■ **Short task a**
Duplicate the stretch of the Kandle booklight thread from "I haven't been" through "(Dec 29, 2009)", word for word.

■ **Extract to read**
# Kandle LED booklight.



## drenee (Nov 11, 2008)

http://www.amazon.com/Kandle-WideLip-designed-Amazon-readers/dp/B0031116K8/ref=sr_1_20?ie=UTF8&s=electronics&qid=1262386246&sr=1-20

Has anyone tried this light? 
deb


----------



## Rie142 (Oct 28, 2009)

Looks interesting,  Wouldn't work for me.  I use my Kindle in a case that encloses the whole kindle.


----------



## drenee (Nov 11, 2008)

I haven't been using mine in the cover recently, and I think this light might work.  Looks like it folds up pretty small.  
deb


----------



## Kelly (Michigan) (Dec 29, 2009)

It looks interesting.  I just bought a Mighty Briight and I'm not sure if I like it or not.  I bought another type, didn't like it, took it back & exchanged it for the one that I have now.


----------



## Jo (Jul 18, 2009)

I think this light takes the CR2032 batteries. The one book light that I had used those and seemed to dim very quickly. I then went with the mighty bright because it takes the AAA batteries and it lasts much longer.


----------



## drenee (Nov 11, 2008)

I did not think to check on the batteries it used.  Thank you.
deb


----------



## pomlover2586 (Feb 14, 2009)

Wonder if this would work with an Oberon? Or any case for the matter......instead of clipping to the top of the Kindle could it clip to the top of the cover?


----------



## 911jason (Aug 17, 2009)

Oh deb, I thought you had found me the perfect light for my nekkid Kindle... but then I saw that it takes 2 CR2032 batteries which run about a buck apiece... =(

Oh well...


----------



## drenee (Nov 11, 2008)

Yeah, I thought it was perfect too.  I'm bummed.  
Sorry.
deb


----------

Element boundary records
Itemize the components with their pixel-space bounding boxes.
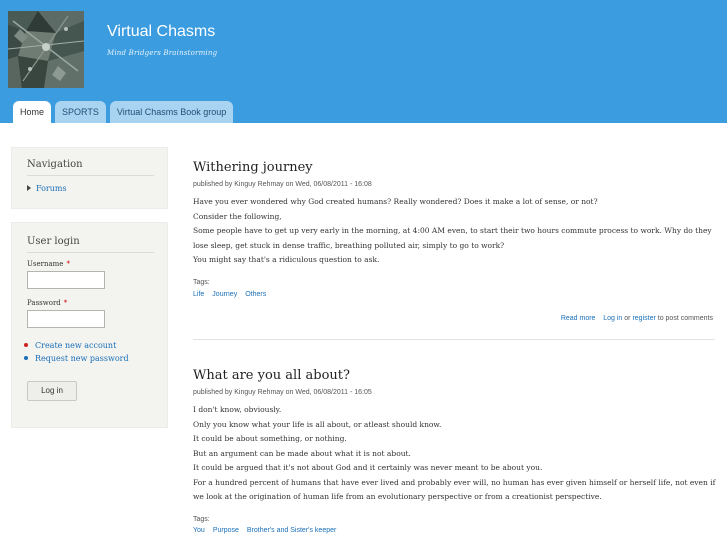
post-body: I don't know, obviously. Only you know w…: [193, 403, 718, 505]
primary-tabs: Home SPORTS Virtual Chasms Book group: [13, 101, 234, 123]
password-label: Password *: [27, 299, 67, 307]
tag-link[interactable]: You: [193, 527, 205, 534]
bullet-icon: [24, 343, 28, 347]
username-label: Username *: [27, 260, 70, 268]
post-submitted: published by Kinguy Rehmay on Wed, 06/08…: [193, 389, 372, 396]
post-line: I don't know, obviously.: [193, 405, 282, 414]
user-login-title: User login: [27, 236, 80, 247]
password-field[interactable]: [27, 310, 105, 328]
tag-link[interactable]: Others: [245, 291, 266, 298]
log-in-link[interactable]: Log in: [603, 315, 622, 322]
post-title[interactable]: Withering journey: [193, 160, 313, 175]
post-line: It could be argued that it's not about G…: [193, 463, 543, 472]
read-more-link[interactable]: Read more: [561, 315, 596, 322]
post-line: Consider the following,: [193, 211, 282, 221]
username-field[interactable]: [27, 271, 105, 289]
post-links: Read more Log in or register to post com…: [561, 315, 713, 322]
tag-list: Life Journey Others: [193, 291, 266, 298]
required-mark: *: [63, 299, 68, 307]
post-comments-text: to post comments: [657, 315, 713, 322]
tag-link[interactable]: Journey: [212, 291, 237, 298]
create-account-label: Create new account: [35, 341, 117, 350]
log-in-button[interactable]: Log in: [27, 381, 77, 401]
bullet-icon: [24, 356, 28, 360]
site-header: Virtual Chasms Mind Bridgers Brainstormi…: [0, 0, 727, 123]
post-submitted: published by Kinguy Rehmay on Wed, 06/08…: [193, 181, 372, 188]
tab-book-group[interactable]: Virtual Chasms Book group: [109, 101, 234, 123]
username-label-text: Username: [27, 260, 64, 268]
navigation-block: Navigation Forums: [11, 147, 168, 209]
site-name[interactable]: Virtual Chasms: [107, 23, 215, 41]
required-mark: *: [66, 260, 70, 268]
navigation-divider: [27, 175, 154, 176]
post-body: Have you ever wondered why God created h…: [193, 195, 718, 268]
tag-list: You Purpose Brother's and Sister's keepe…: [193, 527, 336, 534]
sidebar-item-label: Forums: [36, 184, 67, 193]
post-line: Some people have to get up very early in…: [193, 226, 712, 250]
tag-link[interactable]: Purpose: [213, 527, 239, 534]
tags-label: Tags:: [193, 516, 210, 523]
post-line: For a hundred percent of humans that hav…: [193, 477, 716, 502]
user-login-block: User login Username * Password * Create ne…: [11, 222, 168, 428]
request-password-label: Request new password: [35, 354, 129, 363]
site-logo[interactable]: [8, 11, 84, 88]
user-login-divider: [27, 252, 154, 253]
post-line: Only you know what your life is all abou…: [193, 419, 442, 429]
post-line: But an argument can be made about what i…: [193, 448, 411, 458]
post-line: It could be about something, or nothing.: [193, 434, 347, 443]
tab-home[interactable]: Home: [13, 101, 52, 123]
post-title[interactable]: What are you all about?: [193, 368, 350, 383]
or-text: or: [624, 315, 631, 322]
register-link[interactable]: register: [632, 315, 655, 322]
post-line: Have you ever wondered why God created h…: [193, 197, 598, 206]
request-password-link[interactable]: Request new password: [24, 354, 129, 363]
post-divider: [193, 339, 715, 340]
navigation-title: Navigation: [27, 159, 83, 170]
tags-label: Tags:: [193, 279, 210, 286]
tag-link[interactable]: Life: [193, 291, 204, 298]
post-line: You might say that's a ridiculous questi…: [193, 255, 380, 264]
tab-sports[interactable]: SPORTS: [55, 101, 106, 123]
expand-triangle-icon: [27, 185, 31, 191]
logo-image: [8, 11, 84, 88]
tag-link[interactable]: Brother's and Sister's keeper: [247, 527, 336, 534]
sidebar-item-forums[interactable]: Forums: [27, 184, 67, 193]
site-slogan: Mind Bridgers Brainstorming: [107, 49, 218, 57]
password-label-text: Password: [27, 299, 61, 307]
create-account-link[interactable]: Create new account: [24, 341, 116, 350]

■ **Short task b**
From the entries above, set down the stretch from the line that contains "post-body: I don't" through the line that contains "post-line: Consider the", reproducing each line verbatim.

■ **Expected answer a**
I haven't been using mine in the cover recently, and I think this light might work.  Looks like it folds up pretty small.  
deb


----------



## Kelly (Michigan) (Dec 29, 2009)

■ **Expected answer b**
post-body: I don't know, obviously. Only you know w…: [193, 403, 718, 505]
primary-tabs: Home SPORTS Virtual Chasms Book group: [13, 101, 234, 123]
password-label: Password *: [27, 299, 67, 307]
tag-link[interactable]: You: [193, 527, 205, 534]
bullet-icon: [24, 343, 28, 347]
username-label: Username *: [27, 260, 70, 268]
post-submitted: published by Kinguy Rehmay on Wed, 06/08…: [193, 389, 372, 396]
post-line: I don't know, obviously.: [193, 405, 282, 414]
user-login-title: User login: [27, 236, 80, 247]
password-field[interactable]: [27, 310, 105, 328]
tag-link[interactable]: Others: [245, 291, 266, 298]
log-in-link[interactable]: Log in: [603, 315, 622, 322]
post-title[interactable]: Withering journey: [193, 160, 313, 175]
post-line: It could be argued that it's not about G…: [193, 463, 543, 472]
read-more-link[interactable]: Read more: [561, 315, 596, 322]
post-line: Consider the following,: [193, 211, 282, 221]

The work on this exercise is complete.